WORK TASK ▸
The entries below must be returned exactly as they stand.

[Excerpts from an interface dataset]
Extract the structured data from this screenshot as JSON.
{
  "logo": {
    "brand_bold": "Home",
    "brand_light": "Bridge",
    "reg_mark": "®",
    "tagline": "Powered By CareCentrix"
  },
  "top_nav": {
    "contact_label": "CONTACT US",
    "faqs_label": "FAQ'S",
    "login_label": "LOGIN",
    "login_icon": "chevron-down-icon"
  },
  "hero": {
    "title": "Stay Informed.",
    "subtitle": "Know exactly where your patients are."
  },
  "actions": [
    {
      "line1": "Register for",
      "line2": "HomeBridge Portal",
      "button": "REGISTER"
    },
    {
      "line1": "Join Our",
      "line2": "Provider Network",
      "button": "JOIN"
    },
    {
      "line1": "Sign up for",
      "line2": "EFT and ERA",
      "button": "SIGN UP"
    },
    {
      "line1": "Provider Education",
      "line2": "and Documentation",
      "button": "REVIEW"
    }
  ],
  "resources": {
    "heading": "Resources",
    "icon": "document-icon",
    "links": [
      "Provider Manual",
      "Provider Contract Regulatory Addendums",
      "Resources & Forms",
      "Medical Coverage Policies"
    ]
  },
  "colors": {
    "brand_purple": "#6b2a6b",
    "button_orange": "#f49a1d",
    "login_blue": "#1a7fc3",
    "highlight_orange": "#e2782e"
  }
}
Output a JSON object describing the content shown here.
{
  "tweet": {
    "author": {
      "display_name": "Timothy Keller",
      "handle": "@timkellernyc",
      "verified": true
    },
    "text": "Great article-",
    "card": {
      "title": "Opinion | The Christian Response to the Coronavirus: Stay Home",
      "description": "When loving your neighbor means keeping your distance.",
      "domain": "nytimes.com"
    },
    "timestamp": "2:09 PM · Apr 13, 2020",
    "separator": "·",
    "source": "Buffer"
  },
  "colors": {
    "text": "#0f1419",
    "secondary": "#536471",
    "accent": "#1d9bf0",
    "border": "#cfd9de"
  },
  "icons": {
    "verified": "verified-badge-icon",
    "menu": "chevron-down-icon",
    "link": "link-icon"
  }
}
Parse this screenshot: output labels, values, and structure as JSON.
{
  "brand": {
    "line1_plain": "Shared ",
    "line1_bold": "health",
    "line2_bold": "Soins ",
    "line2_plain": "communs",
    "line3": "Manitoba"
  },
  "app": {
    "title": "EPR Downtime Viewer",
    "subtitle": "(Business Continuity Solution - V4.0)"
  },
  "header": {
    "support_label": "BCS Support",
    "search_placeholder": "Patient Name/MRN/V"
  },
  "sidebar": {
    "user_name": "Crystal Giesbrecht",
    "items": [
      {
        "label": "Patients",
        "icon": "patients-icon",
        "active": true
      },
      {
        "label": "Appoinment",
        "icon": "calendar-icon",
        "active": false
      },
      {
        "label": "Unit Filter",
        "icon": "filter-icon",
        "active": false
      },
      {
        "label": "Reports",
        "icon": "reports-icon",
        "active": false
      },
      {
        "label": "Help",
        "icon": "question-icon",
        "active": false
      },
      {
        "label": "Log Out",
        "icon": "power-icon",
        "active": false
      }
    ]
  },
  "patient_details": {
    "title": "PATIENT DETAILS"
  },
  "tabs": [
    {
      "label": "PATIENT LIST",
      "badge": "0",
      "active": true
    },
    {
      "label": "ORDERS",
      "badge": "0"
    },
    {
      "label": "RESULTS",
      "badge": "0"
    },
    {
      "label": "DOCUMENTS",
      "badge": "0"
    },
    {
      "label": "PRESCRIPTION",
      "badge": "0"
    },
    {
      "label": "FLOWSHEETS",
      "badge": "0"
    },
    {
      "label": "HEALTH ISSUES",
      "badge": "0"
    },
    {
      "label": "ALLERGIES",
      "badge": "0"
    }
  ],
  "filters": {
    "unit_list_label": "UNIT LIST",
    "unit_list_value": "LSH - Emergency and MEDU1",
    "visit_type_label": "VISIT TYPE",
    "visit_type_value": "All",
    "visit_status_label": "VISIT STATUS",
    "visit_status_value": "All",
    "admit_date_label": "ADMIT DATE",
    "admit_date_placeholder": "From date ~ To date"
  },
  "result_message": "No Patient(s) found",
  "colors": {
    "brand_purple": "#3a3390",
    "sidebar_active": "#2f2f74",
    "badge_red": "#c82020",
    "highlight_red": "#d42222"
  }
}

TASK SOLUTION ▸
Extract the structured data from this screenshot as JSON.
{
  "logo": {
    "brand_bold": "Home",
    "brand_light": "Bridge",
    "reg_mark": "®",
    "tagline": "Powered By CareCentrix"
  },
  "top_nav": {
    "contact_label": "CONTACT US",
    "faqs_label": "FAQ'S",
    "login_label": "LOGIN",
    "login_icon": "chevron-down-icon"
  },
  "hero": {
    "title": "Stay Informed.",
    "subtitle": "Know exactly where your patients are."
  },
  "actions": [
    {
      "line1": "Register for",
      "line2": "HomeBridge Portal",
      "button": "REGISTER"
    },
    {
      "line1": "Join Our",
      "line2": "Provider Network",
      "button": "JOIN"
    },
    {
      "line1": "Sign up for",
      "line2": "EFT and ERA",
      "button": "SIGN UP"
    },
    {
      "line1": "Provider Education",
      "line2": "and Documentation",
      "button": "REVIEW"
    }
  ],
  "resources": {
    "heading": "Resources",
    "icon": "document-icon",
    "links": [
      "Provider Manual",
      "Provider Contract Regulatory Addendums",
      "Resources & Forms",
      "Medical Coverage Policies"
    ]
  },
  "colors": {
    "brand_purple": "#6b2a6b",
    "button_orange": "#f49a1d",
    "login_blue": "#1a7fc3",
    "highlight_orange": "#e2782e"
  }
}
Output a JSON object describing the content shown here.
{
  "tweet": {
    "author": {
      "display_name": "Timothy Keller",
      "handle": "@timkellernyc",
      "verified": true
    },
    "text": "Great article-",
    "card": {
      "title": "Opinion | The Christian Response to the Coronavirus: Stay Home",
      "description": "When loving your neighbor means keeping your distance.",
      "domain": "nytimes.com"
    },
    "timestamp": "2:09 PM · Apr 13, 2020",
    "separator": "·",
    "source": "Buffer"
  },
  "colors": {
    "text": "#0f1419",
    "secondary": "#536471",
    "accent": "#1d9bf0",
    "border": "#cfd9de"
  },
  "icons": {
    "verified": "verified-badge-icon",
    "menu": "chevron-down-icon",
    "link": "link-icon"
  }
}
Parse this screenshot: output labels, values, and structure as JSON.
{
  "brand": {
    "line1_plain": "Shared ",
    "line1_bold": "health",
    "line2_bold": "Soins ",
    "line2_plain": "communs",
    "line3": "Manitoba"
  },
  "app": {
    "title": "EPR Downtime Viewer",
    "subtitle": "(Business Continuity Solution - V4.0)"
  },
  "header": {
    "support_label": "BCS Support",
    "search_placeholder": "Patient Name/MRN/V"
  },
  "sidebar": {
    "user_name": "Crystal Giesbrecht",
    "items": [
      {
        "label": "Patients",
        "icon": "patients-icon",
        "active": true
      },
      {
        "label": "Appoinment",
        "icon": "calendar-icon",
        "active": false
      },
      {
        "label": "Unit Filter",
        "icon": "filter-icon",
        "active": false
      },
      {
        "label": "Reports",
        "icon": "reports-icon",
        "active": false
      },
      {
        "label": "Help",
        "icon": "question-icon",
        "active": false
      },
      {
        "label": "Log Out",
        "icon": "power-icon",
        "active": false
      }
    ]
  },
  "patient_details": {
    "title": "PATIENT DETAILS"
  },
  "tabs": [
    {
      "label": "PATIENT LIST",
      "badge": "0",
      "active": true
    },
    {
      "label": "ORDERS",
      "badge": "0"
    },
    {
      "label": "RESULTS",
      "badge": "0"
    },
    {
      "label": "DOCUMENTS",
      "badge": "0"
    },
    {
      "label": "PRESCRIPTION",
      "badge": "0"
    },
    {
      "label": "FLOWSHEETS",
      "badge": "0"
    },
    {
      "label": "HEALTH ISSUES",
      "badge": "0"
    },
    {
      "label": "ALLERGIES",
      "badge": "0"
    }
  ],
  "filters": {
    "unit_list_label": "UNIT LIST",
    "unit_list_value": "LSH - Emergency and MEDU1",
    "visit_type_label": "VISIT TYPE",
    "visit_type_value": "All",
    "visit_status_label": "VISIT STATUS",
    "visit_status_value": "All",
    "admit_date_label": "ADMIT DATE",
    "admit_date_placeholder": "From date ~ To date"
  },
  "result_message": "No Patient(s) found",
  "colors": {
    "brand_purple": "#3a3390",
    "sidebar_active": "#2f2f74",
    "badge_red": "#c82020",
    "highlight_red": "#d42222"
  }
}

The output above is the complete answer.